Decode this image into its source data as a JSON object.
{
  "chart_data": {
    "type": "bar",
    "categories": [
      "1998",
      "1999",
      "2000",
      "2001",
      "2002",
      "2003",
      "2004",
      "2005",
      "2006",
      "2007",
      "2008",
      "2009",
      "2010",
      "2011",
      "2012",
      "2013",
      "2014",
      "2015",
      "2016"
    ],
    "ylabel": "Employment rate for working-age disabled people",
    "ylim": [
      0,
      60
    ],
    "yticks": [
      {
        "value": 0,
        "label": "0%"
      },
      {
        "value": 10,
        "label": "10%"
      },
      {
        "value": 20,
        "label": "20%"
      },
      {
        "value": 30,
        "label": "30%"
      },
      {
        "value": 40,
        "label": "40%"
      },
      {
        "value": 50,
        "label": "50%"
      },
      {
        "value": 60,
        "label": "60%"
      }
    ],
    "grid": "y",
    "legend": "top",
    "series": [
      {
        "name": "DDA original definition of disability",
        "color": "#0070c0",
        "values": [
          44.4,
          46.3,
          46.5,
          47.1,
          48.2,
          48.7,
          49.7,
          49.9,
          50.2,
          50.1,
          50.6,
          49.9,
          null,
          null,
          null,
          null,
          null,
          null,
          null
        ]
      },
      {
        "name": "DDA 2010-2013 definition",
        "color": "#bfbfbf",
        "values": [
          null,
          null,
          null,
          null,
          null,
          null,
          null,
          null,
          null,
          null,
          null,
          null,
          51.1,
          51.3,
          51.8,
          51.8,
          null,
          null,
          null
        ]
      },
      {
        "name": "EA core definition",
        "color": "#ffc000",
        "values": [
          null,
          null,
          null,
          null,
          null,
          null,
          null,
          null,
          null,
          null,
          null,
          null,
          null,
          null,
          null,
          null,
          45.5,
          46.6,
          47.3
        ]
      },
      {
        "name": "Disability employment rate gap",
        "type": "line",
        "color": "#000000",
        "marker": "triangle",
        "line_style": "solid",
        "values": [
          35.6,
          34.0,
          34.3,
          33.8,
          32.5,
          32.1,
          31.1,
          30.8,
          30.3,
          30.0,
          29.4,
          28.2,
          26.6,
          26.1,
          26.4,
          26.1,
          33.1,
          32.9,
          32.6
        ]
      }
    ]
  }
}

- - - - -

Each of the records should be retyped exactly.

Decode this image into its source data as a JSON object.
{
  "chart_data": {
    "type": "bar",
    "categories": [
      "1998",
      "1999",
      "2000",
      "2001",
      "2002",
      "2003",
      "2004",
      "2005",
      "2006",
      "2007",
      "2008",
      "2009",
      "2010",
      "2011",
      "2012",
      "2013",
      "2014",
      "2015",
      "2016"
    ],
    "ylabel": "Employment rate for working-age disabled people",
    "ylim": [
      0,
      60
    ],
    "yticks": [
      {
        "value": 0,
        "label": "0%"
      },
      {
        "value": 10,
        "label": "10%"
      },
      {
        "value": 20,
        "label": "20%"
      },
      {
        "value": 30,
        "label": "30%"
      },
      {
        "value": 40,
        "label": "40%"
      },
      {
        "value": 50,
        "label": "50%"
      },
      {
        "value": 60,
        "label": "60%"
      }
    ],
    "grid": "y",
    "legend": "top",
    "series": [
      {
        "name": "DDA original definition of disability",
        "color": "#0070c0",
        "values": [
          44.4,
          46.3,
          46.5,
          47.1,
          48.2,
          48.7,
          49.7,
          49.9,
          50.2,
          50.1,
          50.6,
          49.9,
          null,
          null,
          null,
          null,
          null,
          null,
          null
        ]
      },
      {
        "name": "DDA 2010-2013 definition",
        "color": "#bfbfbf",
        "values": [
          null,
          null,
          null,
          null,
          null,
          null,
          null,
          null,
          null,
          null,
          null,
          null,
          51.1,
          51.3,
          51.8,
          51.8,
          null,
          null,
          null
        ]
      },
      {
        "name": "EA core definition",
        "color": "#ffc000",
        "values": [
          null,
          null,
          null,
          null,
          null,
          null,
          null,
          null,
          null,
          null,
          null,
          null,
          null,
          null,
          null,
          null,
          45.5,
          46.6,
          47.3
        ]
      },
      {
        "name": "Disability employment rate gap",
        "type": "line",
        "color": "#000000",
        "marker": "triangle",
        "line_style": "solid",
        "values": [
          35.6,
          34.0,
          34.3,
          33.8,
          32.5,
          32.1,
          31.1,
          30.8,
          30.3,
          30.0,
          29.4,
          28.2,
          26.6,
          26.1,
          26.4,
          26.1,
          33.1,
          32.9,
          32.6
        ]
      }
    ]
  }
}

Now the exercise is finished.